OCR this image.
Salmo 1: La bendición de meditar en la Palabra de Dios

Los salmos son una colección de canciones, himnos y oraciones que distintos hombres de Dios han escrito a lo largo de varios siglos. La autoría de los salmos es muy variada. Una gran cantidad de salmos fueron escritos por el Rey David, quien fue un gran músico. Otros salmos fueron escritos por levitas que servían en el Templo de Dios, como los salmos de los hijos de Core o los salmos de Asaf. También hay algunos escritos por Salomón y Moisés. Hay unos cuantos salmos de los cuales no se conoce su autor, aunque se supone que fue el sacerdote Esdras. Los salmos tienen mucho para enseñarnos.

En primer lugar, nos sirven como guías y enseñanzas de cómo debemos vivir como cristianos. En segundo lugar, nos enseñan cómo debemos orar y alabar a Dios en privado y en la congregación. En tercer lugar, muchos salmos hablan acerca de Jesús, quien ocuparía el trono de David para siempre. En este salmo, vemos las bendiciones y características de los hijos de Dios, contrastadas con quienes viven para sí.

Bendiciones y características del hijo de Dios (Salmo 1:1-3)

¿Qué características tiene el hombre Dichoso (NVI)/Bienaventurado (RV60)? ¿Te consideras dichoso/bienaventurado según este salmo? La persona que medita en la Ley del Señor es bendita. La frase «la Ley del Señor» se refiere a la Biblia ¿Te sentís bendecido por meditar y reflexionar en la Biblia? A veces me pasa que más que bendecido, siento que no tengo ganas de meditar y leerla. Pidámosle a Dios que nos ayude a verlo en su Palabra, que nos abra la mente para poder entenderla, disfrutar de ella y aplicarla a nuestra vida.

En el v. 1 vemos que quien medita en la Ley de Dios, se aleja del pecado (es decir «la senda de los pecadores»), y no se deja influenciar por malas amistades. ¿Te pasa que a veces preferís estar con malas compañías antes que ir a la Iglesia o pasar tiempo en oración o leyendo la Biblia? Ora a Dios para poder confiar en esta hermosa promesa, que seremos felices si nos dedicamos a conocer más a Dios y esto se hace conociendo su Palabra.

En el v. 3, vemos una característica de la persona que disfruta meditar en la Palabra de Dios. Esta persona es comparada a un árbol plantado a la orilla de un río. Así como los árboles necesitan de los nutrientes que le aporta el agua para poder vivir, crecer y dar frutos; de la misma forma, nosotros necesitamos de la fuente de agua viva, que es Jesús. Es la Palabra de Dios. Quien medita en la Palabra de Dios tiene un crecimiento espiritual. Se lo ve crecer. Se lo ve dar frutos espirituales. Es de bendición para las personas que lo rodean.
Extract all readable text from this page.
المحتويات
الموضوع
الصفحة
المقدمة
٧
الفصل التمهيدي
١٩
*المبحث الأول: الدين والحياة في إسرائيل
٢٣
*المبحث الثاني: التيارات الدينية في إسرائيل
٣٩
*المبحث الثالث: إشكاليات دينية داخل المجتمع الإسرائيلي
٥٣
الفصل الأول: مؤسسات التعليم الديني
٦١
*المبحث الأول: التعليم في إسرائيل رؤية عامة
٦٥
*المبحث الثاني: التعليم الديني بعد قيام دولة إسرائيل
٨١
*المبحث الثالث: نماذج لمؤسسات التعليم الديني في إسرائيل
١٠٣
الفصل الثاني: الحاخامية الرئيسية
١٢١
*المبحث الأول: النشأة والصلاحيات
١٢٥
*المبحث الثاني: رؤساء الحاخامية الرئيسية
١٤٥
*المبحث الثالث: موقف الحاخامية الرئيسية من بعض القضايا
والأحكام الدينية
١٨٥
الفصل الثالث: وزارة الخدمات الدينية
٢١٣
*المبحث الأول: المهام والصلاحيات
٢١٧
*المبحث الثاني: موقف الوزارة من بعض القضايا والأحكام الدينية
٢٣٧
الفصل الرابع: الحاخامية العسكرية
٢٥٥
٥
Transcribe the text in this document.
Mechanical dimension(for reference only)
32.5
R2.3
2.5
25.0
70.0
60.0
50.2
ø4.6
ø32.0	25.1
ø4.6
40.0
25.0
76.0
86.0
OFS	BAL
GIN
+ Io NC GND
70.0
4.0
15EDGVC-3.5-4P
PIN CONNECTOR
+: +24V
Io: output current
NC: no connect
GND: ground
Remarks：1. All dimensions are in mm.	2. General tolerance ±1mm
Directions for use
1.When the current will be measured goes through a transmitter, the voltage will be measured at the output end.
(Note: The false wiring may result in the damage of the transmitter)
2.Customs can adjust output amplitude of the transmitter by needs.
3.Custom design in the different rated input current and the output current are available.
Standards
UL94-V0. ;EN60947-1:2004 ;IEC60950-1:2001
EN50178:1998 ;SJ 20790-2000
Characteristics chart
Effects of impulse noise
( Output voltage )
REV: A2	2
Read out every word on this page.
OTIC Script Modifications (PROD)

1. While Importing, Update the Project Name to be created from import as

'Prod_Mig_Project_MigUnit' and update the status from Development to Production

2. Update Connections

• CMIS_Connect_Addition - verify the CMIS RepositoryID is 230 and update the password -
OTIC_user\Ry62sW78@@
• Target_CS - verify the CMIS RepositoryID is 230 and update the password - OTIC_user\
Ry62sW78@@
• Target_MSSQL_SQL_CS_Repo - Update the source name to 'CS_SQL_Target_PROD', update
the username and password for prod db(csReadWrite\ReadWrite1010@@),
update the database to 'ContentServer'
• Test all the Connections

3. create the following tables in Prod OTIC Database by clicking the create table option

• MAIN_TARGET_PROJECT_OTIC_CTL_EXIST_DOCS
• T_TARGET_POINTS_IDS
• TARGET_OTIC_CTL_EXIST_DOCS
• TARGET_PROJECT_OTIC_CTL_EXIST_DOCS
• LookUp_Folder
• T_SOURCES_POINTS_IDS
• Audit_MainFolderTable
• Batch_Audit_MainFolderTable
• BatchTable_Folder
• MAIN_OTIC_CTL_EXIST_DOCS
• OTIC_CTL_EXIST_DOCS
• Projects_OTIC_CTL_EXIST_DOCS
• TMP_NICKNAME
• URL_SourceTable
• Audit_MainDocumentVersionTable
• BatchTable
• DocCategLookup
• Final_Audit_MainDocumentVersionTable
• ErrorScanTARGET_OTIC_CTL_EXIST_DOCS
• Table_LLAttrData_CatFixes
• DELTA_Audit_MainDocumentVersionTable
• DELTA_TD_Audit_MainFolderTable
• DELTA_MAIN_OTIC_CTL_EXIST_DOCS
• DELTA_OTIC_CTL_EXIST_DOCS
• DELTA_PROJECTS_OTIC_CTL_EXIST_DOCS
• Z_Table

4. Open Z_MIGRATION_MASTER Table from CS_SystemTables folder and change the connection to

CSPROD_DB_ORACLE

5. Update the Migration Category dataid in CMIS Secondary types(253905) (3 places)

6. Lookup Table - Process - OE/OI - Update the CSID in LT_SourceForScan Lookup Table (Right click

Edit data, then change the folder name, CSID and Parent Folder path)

----

Given exercise:
Only the number is wanted: how many lines in the entries above contain the string "الرئيسية"?

Result below:
3